◆ **Written exercise**:
Filter the listing and keep only the lines with the word "bukása".

(Data entries)

########

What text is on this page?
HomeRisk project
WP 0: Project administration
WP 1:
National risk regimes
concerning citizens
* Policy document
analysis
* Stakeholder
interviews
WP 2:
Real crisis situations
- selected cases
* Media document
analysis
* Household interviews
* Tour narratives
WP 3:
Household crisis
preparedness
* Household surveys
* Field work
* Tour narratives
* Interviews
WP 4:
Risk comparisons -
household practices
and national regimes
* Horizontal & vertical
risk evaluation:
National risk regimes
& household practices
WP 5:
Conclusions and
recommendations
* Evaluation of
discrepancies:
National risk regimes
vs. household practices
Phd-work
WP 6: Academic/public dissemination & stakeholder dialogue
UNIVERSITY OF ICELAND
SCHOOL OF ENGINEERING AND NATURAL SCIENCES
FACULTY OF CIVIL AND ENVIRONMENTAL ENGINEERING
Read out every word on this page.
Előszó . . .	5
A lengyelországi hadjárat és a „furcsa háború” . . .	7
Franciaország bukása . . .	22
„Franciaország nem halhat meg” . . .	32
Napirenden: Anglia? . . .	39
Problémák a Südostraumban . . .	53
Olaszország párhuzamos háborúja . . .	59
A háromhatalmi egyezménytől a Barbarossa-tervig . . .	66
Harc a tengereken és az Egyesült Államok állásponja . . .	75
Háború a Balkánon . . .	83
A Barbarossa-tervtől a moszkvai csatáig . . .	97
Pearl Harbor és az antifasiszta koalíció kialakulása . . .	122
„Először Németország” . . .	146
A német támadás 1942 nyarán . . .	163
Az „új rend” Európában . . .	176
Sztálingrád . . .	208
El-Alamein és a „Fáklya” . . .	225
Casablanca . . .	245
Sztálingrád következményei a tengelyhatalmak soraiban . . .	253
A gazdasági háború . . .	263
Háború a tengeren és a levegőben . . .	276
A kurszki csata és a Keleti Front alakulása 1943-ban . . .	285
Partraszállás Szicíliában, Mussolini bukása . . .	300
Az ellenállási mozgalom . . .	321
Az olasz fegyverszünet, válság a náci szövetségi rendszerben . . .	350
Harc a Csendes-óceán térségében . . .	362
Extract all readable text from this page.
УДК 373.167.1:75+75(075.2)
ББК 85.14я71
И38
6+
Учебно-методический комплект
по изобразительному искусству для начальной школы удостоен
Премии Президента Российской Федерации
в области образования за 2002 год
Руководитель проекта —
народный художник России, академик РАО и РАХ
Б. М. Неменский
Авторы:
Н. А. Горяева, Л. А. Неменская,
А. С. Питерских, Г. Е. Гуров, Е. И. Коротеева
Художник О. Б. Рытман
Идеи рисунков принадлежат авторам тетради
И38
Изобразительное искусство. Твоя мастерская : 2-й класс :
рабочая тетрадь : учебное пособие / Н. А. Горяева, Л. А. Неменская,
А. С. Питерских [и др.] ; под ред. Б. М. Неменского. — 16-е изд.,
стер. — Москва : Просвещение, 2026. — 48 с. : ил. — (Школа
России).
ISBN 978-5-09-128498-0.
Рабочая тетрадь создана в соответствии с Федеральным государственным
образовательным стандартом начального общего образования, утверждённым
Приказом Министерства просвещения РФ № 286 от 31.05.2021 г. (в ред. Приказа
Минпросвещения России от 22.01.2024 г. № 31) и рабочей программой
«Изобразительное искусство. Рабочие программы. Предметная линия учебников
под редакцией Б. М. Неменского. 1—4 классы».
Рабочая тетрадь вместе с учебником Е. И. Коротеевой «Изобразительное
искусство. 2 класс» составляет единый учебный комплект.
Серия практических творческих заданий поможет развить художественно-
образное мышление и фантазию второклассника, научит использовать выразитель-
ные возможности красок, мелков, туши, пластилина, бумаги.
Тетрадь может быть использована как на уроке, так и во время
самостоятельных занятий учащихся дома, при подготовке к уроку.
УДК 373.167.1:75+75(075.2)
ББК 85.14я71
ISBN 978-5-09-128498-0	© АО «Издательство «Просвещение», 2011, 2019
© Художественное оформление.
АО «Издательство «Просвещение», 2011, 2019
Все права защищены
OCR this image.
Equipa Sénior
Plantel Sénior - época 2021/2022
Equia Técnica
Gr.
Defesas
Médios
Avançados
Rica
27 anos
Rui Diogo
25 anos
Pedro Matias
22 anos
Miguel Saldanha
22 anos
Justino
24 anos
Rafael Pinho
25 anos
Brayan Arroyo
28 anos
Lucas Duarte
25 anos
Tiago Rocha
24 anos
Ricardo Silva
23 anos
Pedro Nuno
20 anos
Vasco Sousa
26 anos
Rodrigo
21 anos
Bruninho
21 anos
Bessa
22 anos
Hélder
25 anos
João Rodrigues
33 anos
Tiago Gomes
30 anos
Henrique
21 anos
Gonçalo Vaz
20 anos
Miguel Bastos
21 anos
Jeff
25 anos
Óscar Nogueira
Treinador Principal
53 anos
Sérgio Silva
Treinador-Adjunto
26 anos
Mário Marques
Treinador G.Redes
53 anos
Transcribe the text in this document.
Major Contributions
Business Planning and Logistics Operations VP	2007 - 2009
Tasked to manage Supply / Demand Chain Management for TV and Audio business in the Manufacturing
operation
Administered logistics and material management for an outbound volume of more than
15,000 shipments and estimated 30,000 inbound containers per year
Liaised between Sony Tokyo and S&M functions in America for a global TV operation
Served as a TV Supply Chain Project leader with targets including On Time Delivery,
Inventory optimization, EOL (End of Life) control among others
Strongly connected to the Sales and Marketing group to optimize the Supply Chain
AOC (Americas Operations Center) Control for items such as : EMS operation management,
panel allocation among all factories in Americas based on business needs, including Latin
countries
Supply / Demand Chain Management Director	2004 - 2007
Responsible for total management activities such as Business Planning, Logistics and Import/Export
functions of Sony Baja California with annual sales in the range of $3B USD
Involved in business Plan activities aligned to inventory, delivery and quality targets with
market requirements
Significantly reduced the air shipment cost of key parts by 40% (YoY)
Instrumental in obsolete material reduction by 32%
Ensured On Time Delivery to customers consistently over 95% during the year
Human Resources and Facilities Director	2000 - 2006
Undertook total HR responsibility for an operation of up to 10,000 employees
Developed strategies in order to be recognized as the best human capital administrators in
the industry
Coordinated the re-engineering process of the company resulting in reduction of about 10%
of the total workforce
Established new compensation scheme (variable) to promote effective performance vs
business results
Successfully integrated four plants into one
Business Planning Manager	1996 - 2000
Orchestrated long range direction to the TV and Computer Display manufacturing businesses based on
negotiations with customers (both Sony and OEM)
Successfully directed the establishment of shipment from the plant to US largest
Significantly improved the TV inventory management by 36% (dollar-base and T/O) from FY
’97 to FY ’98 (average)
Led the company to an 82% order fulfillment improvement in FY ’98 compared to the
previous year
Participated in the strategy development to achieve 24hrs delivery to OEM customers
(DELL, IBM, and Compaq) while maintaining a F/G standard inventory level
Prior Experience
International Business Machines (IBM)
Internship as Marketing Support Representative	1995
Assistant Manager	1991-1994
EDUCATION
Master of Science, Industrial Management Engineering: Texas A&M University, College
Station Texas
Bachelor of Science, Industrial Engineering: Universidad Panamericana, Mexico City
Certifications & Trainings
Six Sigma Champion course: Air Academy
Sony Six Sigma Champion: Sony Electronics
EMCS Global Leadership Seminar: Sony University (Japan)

########

◆ **Task response**:
Franciaország bukása . . .	22
Partraszállás Szicíliában, Mussolini bukása . . .	300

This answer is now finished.